Kutipan Dokumen –

═══

Wayne Rooney, Dari Legenda Lapangan ke Pundit yang Jujur dan Blak-blakan
Wayne Rooney mungkin akan selamanya dikenang sebagai salah satu penyerang terbaik Inggris. Dengan 53 gol dari 120 penampilan untuk timnas, serta koleksi trofi bergengsi seperti Premier League, Liga Champions, hingga Piala FA, dia telah menciptakan sejarah dalam dunia sepak bola. Kini, ia memasuki babak baru dalam kariernya dengan menjadi pundit di program legendaris Match of the Day BBC.
Dalam wawancara eksklusif, Rooney mengungkapkan sisi lain dirinya. Tidak hanya sebagai legenda lapangan hijau, tetapi juga sebagai ayah, pengamat, dan sosok yang terus belajar untuk mengimbangi perjalanan hidupnya. Ia bercerita tentang masa kecilnya yang sederhana, di mana ia selalu bermain bola, entah di rumah, sekolah, atau jalanan Liverpool. Klub pertamanya adalah Copplehouse Colts di level U-9.
“Saya mencetak banyak gol, lalu menuliskan hasil pertandingan bersama ibu dan menempelkannya di kulkas,” ujarnya. Namun, perjalanan itu nyaris terhenti ketika ia berusia 14 tahun. Rooney mengaku pernah ditegur keras oleh Colin Harvey, pelatih Everton U-19 saat itu, karena kedapatan membawa minuman keras.

═══

Catatan Sumber –
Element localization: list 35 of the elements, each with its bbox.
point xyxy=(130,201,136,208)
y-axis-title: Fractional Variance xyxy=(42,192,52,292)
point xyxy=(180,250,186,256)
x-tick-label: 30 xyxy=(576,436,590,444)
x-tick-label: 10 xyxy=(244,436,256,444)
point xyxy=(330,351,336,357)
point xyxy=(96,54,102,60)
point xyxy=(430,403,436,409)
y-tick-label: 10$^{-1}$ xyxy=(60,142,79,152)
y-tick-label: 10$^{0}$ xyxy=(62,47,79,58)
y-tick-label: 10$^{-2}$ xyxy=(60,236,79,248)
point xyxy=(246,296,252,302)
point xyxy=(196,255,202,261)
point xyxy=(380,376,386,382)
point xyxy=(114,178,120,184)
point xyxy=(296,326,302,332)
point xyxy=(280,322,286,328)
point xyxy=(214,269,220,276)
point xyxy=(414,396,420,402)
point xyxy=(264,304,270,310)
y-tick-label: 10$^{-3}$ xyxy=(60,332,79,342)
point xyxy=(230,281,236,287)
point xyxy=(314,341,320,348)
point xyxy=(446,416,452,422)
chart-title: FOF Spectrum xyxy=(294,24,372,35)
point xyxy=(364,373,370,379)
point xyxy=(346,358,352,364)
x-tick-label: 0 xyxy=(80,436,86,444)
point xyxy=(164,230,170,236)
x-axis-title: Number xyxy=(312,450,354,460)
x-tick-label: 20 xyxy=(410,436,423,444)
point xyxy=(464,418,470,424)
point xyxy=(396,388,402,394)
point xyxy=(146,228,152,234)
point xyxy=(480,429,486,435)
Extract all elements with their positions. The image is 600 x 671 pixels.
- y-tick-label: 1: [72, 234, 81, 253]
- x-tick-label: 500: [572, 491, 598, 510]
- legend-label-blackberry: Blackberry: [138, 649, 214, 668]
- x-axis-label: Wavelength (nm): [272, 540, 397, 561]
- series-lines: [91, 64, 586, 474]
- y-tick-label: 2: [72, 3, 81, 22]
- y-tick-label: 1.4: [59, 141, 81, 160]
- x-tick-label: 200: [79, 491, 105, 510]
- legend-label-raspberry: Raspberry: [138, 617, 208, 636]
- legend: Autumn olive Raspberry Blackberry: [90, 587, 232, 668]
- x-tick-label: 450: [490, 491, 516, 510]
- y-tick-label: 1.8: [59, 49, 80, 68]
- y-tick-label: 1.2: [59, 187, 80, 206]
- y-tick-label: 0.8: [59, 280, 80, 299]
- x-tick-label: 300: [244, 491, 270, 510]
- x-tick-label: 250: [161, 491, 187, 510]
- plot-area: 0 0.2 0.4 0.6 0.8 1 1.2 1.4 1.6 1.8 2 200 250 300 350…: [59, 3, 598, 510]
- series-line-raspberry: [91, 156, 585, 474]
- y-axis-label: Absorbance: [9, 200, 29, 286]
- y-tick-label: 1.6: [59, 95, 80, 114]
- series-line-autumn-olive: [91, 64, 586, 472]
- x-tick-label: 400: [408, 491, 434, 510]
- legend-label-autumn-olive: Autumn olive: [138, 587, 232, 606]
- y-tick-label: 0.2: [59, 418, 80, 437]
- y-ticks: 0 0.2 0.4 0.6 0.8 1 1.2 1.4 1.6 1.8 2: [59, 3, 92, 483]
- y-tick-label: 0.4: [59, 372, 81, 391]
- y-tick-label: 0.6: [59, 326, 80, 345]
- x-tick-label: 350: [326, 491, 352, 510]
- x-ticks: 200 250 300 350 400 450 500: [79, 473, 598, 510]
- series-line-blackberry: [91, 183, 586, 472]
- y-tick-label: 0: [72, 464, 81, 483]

═══

Petunjuk Pengerjaan –
A - Tulis ulang tanpa perubahan semua baris catatan di atas, dari baris pertama catatan sampai baris yang memuat "point xyxy=(246,296,252,302)". Kedua baris batas itu ikut disalin.
B - Teruskan teks tentang Wayne Rooney di atas, mulai sesudah kalimat terakhirnya.

Hasil Latihan –
A -
Element localization: list 35 of the elements, each with its bbox.
point xyxy=(130,201,136,208)
y-axis-title: Fractional Variance xyxy=(42,192,52,292)
point xyxy=(180,250,186,256)
x-tick-label: 30 xyxy=(576,436,590,444)
x-tick-label: 10 xyxy=(244,436,256,444)
point xyxy=(330,351,336,357)
point xyxy=(96,54,102,60)
point xyxy=(430,403,436,409)
y-tick-label: 10$^{-1}$ xyxy=(60,142,79,152)
y-tick-label: 10$^{0}$ xyxy=(62,47,79,58)
y-tick-label: 10$^{-2}$ xyxy=(60,236,79,248)
point xyxy=(246,296,252,302)

B -
“Dia bilang kalau saya terus seperti itu, semua bakat akan terbuang sia-sia,” kenang Rooney. Sejak saat itu, ia berhenti bergaul bebas dan fokus sepenuhnya pada sepak bola.
Pengorbanan Orang Tua, Inspirasi untuk Keluarga
Rooney juga menyebut betapa besar peran kedua orang tuanya. Ibunya tidak bisa mengemudi, sementara ayahnya sibuk bekerja. “Saya sering harus naik tiga bus bersama ibu hanya untuk bisa latihan,” ucap dia. Kini, sebagai ayah dari empat anak, ia mulai merasakan sendiri betapa besar pengorbanan yang dilakukan orang tuanya dulu. Anak sulungnya, Kai, kini mengikuti jejak sang ayah dengan bergabung di akademi Manchester United.
Rooney bercerita bahwa ia bahkan sampai diam-diam menonton pertandingan Kai lewat ponsel ketika menghadiri pesta pernikahan keluarganya. “Dia mencetak gol menit terakhir, saya sempat melompat kegirangan, meski ternyata offside,” kata Rooney sambil tertawa. Kai disebut mirip dirinya—kuat, cerdas, namun tidak terlalu tinggi. Rooney menegaskan bahwa dia tidak ingin mendikte anaknya.
“Saya biarkan dia mendengar pelatihnya. Saya hanya bicara setelah pertandingan, tentang apa yang bisa diperbaiki,” jelas Rooney.
Penyesalan yang Membekas di Lapangan
Meskipun memiliki segudang prestasi, Rooney masih menyimpan penyesalan. Salah satunya adalah final Piala FA 2005 melawan Arsenal. “Kami main bagus, tapi kalah lewat adu penalti. Itu momen yang ingin saya ubah,” ujar Rooney. Selain itu, dia juga menyinggung laga kualifikasi Euro 2008 saat Inggris ditumbangkan Kroasia. Rooney hanya duduk di bangku cadangan kala hujan deras mengguyur Wembley.
“Itu momen di mana saya merasa malu sebagai pemain Inggris,” ungkap Rooney.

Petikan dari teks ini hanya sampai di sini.